» **Required work**:
Check each line of the listing for the string "name", count the lines that have it, and answer with that number only.

» **Listed entries**:
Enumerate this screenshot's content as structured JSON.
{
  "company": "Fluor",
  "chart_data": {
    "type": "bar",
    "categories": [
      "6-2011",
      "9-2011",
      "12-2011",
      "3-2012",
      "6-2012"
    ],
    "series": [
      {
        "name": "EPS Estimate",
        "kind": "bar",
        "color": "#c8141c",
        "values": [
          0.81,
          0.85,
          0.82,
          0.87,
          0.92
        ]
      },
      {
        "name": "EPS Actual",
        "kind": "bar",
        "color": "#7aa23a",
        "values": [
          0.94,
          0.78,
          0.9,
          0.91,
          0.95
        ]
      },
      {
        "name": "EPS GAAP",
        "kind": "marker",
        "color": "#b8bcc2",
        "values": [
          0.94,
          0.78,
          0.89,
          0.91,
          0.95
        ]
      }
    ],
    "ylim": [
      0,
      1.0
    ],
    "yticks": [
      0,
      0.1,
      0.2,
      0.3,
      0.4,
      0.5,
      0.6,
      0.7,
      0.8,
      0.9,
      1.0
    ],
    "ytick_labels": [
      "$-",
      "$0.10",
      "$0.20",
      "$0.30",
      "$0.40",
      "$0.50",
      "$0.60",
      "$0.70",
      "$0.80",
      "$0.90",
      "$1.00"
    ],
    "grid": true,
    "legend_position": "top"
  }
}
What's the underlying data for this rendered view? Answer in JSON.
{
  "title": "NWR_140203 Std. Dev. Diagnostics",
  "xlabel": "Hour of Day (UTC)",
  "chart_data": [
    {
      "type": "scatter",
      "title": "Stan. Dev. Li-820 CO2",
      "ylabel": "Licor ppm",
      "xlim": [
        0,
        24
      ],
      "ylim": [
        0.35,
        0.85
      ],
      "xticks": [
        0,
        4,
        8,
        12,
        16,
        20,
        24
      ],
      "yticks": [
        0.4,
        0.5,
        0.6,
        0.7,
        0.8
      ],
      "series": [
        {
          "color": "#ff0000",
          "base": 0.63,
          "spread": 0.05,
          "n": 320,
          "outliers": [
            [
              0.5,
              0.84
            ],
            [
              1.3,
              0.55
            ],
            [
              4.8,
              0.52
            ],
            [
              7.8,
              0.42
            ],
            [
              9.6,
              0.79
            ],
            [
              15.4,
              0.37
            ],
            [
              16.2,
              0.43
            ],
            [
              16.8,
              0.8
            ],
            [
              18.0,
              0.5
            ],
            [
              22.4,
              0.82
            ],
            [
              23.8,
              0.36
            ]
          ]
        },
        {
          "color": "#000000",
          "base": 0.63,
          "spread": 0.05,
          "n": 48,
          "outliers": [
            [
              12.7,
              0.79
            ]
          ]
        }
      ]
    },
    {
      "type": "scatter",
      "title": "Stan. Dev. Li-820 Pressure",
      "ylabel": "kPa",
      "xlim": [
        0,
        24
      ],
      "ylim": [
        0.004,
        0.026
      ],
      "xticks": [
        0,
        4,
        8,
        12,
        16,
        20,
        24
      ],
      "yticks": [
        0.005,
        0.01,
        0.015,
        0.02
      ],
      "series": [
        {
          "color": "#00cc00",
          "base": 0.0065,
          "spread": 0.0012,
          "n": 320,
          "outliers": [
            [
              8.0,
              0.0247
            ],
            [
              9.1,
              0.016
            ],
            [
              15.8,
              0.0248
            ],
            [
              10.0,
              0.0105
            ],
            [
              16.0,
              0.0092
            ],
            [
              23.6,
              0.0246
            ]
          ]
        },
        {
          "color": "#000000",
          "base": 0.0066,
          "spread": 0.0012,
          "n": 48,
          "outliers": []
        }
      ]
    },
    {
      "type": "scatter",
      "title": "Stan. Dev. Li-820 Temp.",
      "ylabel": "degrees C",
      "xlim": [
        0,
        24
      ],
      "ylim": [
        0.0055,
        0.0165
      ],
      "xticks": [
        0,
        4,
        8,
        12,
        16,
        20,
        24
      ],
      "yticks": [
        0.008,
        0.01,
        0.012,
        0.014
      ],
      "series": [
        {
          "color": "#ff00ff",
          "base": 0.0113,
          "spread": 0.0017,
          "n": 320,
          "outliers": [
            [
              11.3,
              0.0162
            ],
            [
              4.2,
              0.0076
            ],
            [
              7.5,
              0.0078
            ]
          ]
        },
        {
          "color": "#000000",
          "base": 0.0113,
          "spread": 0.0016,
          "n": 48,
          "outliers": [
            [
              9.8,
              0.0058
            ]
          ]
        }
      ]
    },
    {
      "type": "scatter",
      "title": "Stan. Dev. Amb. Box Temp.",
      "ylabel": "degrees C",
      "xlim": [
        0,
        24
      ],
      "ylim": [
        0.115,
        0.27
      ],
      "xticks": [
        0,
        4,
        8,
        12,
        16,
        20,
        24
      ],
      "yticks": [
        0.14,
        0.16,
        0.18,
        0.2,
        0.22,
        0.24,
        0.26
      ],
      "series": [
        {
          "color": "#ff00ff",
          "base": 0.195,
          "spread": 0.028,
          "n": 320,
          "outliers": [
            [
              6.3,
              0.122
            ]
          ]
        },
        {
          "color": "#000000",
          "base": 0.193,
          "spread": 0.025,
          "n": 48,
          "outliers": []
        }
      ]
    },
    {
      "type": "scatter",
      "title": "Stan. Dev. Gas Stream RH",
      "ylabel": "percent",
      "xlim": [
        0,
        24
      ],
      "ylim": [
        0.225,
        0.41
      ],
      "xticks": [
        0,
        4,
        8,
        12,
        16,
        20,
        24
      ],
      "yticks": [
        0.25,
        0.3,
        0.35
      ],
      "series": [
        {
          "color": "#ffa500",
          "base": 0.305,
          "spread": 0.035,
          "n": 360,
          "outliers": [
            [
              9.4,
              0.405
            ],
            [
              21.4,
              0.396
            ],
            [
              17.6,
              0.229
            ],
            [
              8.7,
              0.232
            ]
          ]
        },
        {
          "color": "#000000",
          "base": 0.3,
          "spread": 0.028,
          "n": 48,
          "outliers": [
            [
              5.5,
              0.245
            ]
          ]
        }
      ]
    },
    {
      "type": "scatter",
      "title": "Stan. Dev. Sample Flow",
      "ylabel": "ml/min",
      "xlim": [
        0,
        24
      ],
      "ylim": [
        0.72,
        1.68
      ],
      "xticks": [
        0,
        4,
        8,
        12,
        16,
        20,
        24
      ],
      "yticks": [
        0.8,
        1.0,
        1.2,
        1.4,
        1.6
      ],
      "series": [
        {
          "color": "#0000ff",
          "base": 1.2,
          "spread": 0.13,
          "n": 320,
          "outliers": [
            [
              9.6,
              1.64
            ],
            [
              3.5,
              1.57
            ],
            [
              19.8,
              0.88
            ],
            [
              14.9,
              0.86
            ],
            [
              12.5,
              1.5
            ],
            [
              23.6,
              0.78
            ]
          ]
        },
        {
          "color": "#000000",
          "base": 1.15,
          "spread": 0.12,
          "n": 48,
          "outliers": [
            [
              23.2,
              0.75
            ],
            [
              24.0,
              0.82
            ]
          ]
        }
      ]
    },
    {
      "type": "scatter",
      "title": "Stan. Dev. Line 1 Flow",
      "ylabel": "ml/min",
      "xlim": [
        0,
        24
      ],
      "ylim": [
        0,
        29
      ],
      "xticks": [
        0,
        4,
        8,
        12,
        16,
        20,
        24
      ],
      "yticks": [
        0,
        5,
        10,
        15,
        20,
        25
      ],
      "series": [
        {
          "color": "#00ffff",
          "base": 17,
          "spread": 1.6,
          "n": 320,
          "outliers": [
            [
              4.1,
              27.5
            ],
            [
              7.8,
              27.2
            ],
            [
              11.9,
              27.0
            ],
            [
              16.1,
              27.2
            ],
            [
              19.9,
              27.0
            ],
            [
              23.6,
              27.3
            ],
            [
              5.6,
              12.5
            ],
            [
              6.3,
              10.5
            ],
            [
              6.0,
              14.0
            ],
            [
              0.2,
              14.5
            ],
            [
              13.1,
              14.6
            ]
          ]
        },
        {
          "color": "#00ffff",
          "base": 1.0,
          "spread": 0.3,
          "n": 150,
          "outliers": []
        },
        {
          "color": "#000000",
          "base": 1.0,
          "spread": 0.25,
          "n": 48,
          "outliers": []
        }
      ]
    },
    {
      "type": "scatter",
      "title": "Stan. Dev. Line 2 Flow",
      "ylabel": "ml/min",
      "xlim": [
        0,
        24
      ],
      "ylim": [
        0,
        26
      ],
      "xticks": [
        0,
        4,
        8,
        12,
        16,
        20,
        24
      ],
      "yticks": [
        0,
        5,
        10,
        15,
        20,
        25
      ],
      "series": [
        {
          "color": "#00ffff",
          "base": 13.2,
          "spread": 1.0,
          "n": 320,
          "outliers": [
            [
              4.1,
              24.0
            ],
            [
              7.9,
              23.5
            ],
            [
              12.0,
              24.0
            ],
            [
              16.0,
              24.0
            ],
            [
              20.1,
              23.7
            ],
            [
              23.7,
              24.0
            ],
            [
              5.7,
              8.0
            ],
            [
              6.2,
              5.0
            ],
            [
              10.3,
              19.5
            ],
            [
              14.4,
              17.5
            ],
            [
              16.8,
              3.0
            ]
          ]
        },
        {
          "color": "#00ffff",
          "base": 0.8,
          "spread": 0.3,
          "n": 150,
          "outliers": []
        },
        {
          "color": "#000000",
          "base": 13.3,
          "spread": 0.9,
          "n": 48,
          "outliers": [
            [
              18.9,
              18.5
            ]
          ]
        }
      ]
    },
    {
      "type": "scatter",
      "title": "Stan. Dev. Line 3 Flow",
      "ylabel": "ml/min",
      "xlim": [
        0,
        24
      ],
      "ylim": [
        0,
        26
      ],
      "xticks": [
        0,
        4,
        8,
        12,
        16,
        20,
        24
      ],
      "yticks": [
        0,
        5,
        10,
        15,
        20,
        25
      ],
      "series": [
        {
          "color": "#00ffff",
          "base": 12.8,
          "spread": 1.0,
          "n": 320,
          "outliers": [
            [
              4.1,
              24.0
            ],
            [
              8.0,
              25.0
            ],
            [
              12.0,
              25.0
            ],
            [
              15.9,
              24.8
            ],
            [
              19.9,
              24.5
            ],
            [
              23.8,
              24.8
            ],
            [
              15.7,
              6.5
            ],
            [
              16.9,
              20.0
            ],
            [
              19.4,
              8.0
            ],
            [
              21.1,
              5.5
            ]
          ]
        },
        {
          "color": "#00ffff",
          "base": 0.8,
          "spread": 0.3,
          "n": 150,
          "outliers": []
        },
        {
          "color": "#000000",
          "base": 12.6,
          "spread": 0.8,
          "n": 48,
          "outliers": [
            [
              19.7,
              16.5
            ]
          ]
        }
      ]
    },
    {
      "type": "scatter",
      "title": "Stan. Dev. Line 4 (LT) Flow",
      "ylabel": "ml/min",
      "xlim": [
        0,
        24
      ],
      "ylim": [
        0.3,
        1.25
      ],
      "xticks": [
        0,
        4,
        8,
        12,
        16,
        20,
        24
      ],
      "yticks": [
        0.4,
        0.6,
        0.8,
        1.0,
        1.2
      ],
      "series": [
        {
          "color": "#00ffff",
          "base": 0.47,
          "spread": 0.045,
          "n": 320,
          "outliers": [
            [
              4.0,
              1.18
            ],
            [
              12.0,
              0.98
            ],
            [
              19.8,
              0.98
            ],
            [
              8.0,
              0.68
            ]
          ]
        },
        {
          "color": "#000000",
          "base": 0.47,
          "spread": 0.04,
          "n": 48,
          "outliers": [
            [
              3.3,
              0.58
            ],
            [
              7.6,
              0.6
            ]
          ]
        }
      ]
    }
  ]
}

» **Result**:
3